WHAT THE TASK REQUIRES:
Give back the full listing verbatim, apart from its images.
════════════════
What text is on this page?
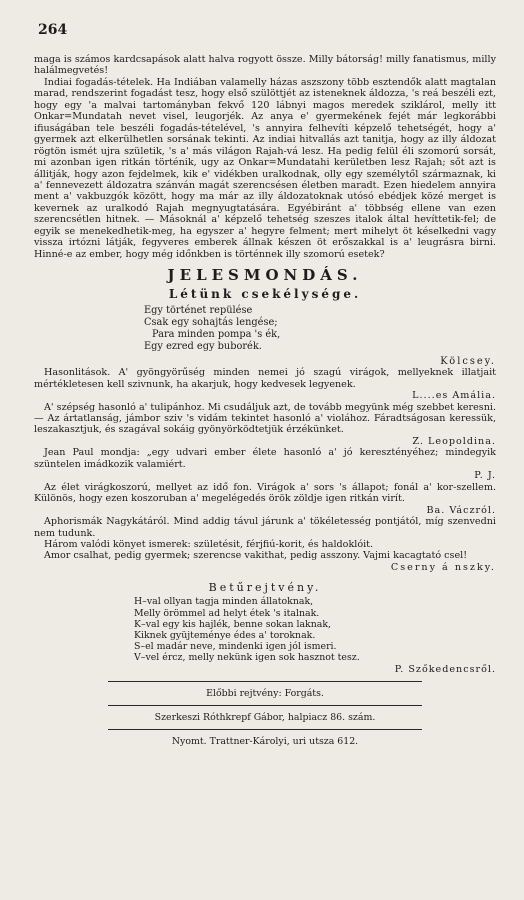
264

maga is számos kardcsapások alatt halva rogyott össze. Milly bátorság! milly fanatismus, milly halálmegvetés!

Indiai fogadás-tételek. Ha Indiában valamelly házas aszszony több esztendők alatt magtalan marad, rendszerint fogadást tesz, hogy első szülöttjét az isteneknek áldozza, 's reá beszéli ezt, hogy egy 'a malvai tartományban fekvő 120 lábnyi magos meredek sziklárol, melly itt Onkar=Mundatah nevet visel, leugorjék. Az anya e' gyermekének fejét már legkorábbi ifiuságában tele beszéli fogadás-tételével, 's annyira felhevíti képzelő tehetségét, hogy a' gyermek azt elkerülhetlen sorsának tekinti. Az indiai hitvallás azt tanitja, hogy az illy áldozat rögtön ismét ujra születik, 's a' más világon Rajah-vá lesz. Ha pedig felül éli szomorú sorsát, mi azonban igen ritkán történik, ugy az Onkar=Mundatahi kerületben lesz Rajah; sőt azt is állitják, hogy azon fejdelmek, kik e' vidékben uralkodnak, olly egy személytől származnak, ki a' fennevezett áldozatra szánván magát szerencsésen életben maradt. Ezen hiedelem annyira ment a' vakbuzgók között, hogy ma már az illy áldozatoknak utósó ebédjek közé merget is kevernek az uralkodó Rajah megnyugtatására. Egyébiránt a' többség ellene van ezen szerencsétlen hitnek. — Másoknál a' képzelő tehetség szeszes italok által hevíttetik-fel; de egyik se menekedhetik-meg, ha egyszer a' hegyre felment; mert mihelyt öt késelkedni vagy vissza irtózni látják, fegyveres emberek állnak készen öt erőszakkal is a' leugrásra birni. Hinné-e az ember, hogy még időnkben is történnek illy szomorú esetek?

JELESMONDÁS.
Létünk csekélysége.
Egy történet repülése
Csak egy sohajtás lengése;
Para minden pompa 's ék,
Egy ezred egy buborék.
Kölcsey.

Hasonlitások. A' gyöngyörűség minden nemei jó szagú virágok, mellyeknek illatjait mértékletesen kell szivnunk, ha akarjuk, hogy kedvesek legyenek.

L....es Amália.

A' szépség hasonló a' tulipánhoz. Mi csudáljuk azt, de tovább megyünk még szebbet keresni. — Az ártatlanság, jámbor sziv 's vidám tekintet hasonló a' violához. Fáradtságosan keressük, leszakasztjuk, és szagával sokáig gyönyörködtetjük érzékünket.

Z. Leopoldina.

Jean Paul mondja: „egy udvari ember élete hasonló a' jó keresztényéhez; mindegyik szüntelen imádkozik valamiért.

P. J.

Az élet virágkoszorú, mellyet az idő fon. Virágok a' sors 's állapot; fonál a' kor-szellem. Különös, hogy ezen koszoruban a' megelégedés örök zöldje igen ritkán virít.

Ba. Váczról.

Aphorismák Nagykátáról. Mind addig távul járunk a' tökéletesség pontjától, míg szenvedni nem tudunk.

Három valódi könyet ismerek: születésit, férjfiú-korit, és haldoklóit.

Amor csalhat, pedig gyermek; szerencse vakithat, pedig asszony. Vajmi kacagtató csel!

Cserny á nszky.
Betűrejtvény.
H–val ollyan tagja minden állatoknak,
Melly örömmel ad helyt étek 's italnak.
K–val egy kis hajlék, benne sokan laknak,
Kiknek gyüjteménye édes a' toroknak.
S–el madár neve, mindenki igen jól ismeri.
V–vel ércz, melly nekünk igen sok hasznot tesz.
P. Szőkedencsről.
Előbbi rejtvény: Forgáts.
Szerkeszi Róthkrepf Gábor, halpiacz 86. szám.
Nyomt. Trattner-Károlyi, uri utsza 612.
════════════════
FINAL RESULT:
What text is on this page?
264

maga is számos kardcsapások alatt halva rogyott össze. Milly bátorság! milly fanatismus, milly halálmegvetés!

Indiai fogadás-tételek. Ha Indiában valamelly házas aszszony több esztendők alatt magtalan marad, rendszerint fogadást tesz, hogy első szülöttjét az isteneknek áldozza, 's reá beszéli ezt, hogy egy 'a malvai tartományban fekvő 120 lábnyi magos meredek sziklárol, melly itt Onkar=Mundatah nevet visel, leugorjék. Az anya e' gyermekének fejét már legkorábbi ifiuságában tele beszéli fogadás-tételével, 's annyira felhevíti képzelő tehetségét, hogy a' gyermek azt elkerülhetlen sorsának tekinti. Az indiai hitvallás azt tanitja, hogy az illy áldozat rögtön ismét ujra születik, 's a' más világon Rajah-vá lesz. Ha pedig felül éli szomorú sorsát, mi azonban igen ritkán történik, ugy az Onkar=Mundatahi kerületben lesz Rajah; sőt azt is állitják, hogy azon fejdelmek, kik e' vidékben uralkodnak, olly egy személytől származnak, ki a' fennevezett áldozatra szánván magát szerencsésen életben maradt. Ezen hiedelem annyira ment a' vakbuzgók között, hogy ma már az illy áldozatoknak utósó ebédjek közé merget is kevernek az uralkodó Rajah megnyugtatására. Egyébiránt a' többség ellene van ezen szerencsétlen hitnek. — Másoknál a' képzelő tehetség szeszes italok által hevíttetik-fel; de egyik se menekedhetik-meg, ha egyszer a' hegyre felment; mert mihelyt öt késelkedni vagy vissza irtózni látják, fegyveres emberek állnak készen öt erőszakkal is a' leugrásra birni. Hinné-e az ember, hogy még időnkben is történnek illy szomorú esetek?

JELESMONDÁS.
Létünk csekélysége.
Egy történet repülése
Csak egy sohajtás lengése;
Para minden pompa 's ék,
Egy ezred egy buborék.
Kölcsey.

Hasonlitások. A' gyöngyörűség minden nemei jó szagú virágok, mellyeknek illatjait mértékletesen kell szivnunk, ha akarjuk, hogy kedvesek legyenek.

L....es Amália.

A' szépség hasonló a' tulipánhoz. Mi csudáljuk azt, de tovább megyünk még szebbet keresni. — Az ártatlanság, jámbor sziv 's vidám tekintet hasonló a' violához. Fáradtságosan keressük, leszakasztjuk, és szagával sokáig gyönyörködtetjük érzékünket.

Z. Leopoldina.

Jean Paul mondja: „egy udvari ember élete hasonló a' jó keresztényéhez; mindegyik szüntelen imádkozik valamiért.

P. J.

Az élet virágkoszorú, mellyet az idő fon. Virágok a' sors 's állapot; fonál a' kor-szellem. Különös, hogy ezen koszoruban a' megelégedés örök zöldje igen ritkán virít.

Ba. Váczról.

Aphorismák Nagykátáról. Mind addig távul járunk a' tökéletesség pontjától, míg szenvedni nem tudunk.

Három valódi könyet ismerek: születésit, férjfiú-korit, és haldoklóit.

Amor csalhat, pedig gyermek; szerencse vakithat, pedig asszony. Vajmi kacagtató csel!

Cserny á nszky.
Betűrejtvény.
H–val ollyan tagja minden állatoknak,
Melly örömmel ad helyt étek 's italnak.
K–val egy kis hajlék, benne sokan laknak,
Kiknek gyüjteménye édes a' toroknak.
S–el madár neve, mindenki igen jól ismeri.
V–vel ércz, melly nekünk igen sok hasznot tesz.
P. Szőkedencsről.
Előbbi rejtvény: Forgáts.
Szerkeszi Róthkrepf Gábor, halpiacz 86. szám.
Nyomt. Trattner-Károlyi, uri utsza 612.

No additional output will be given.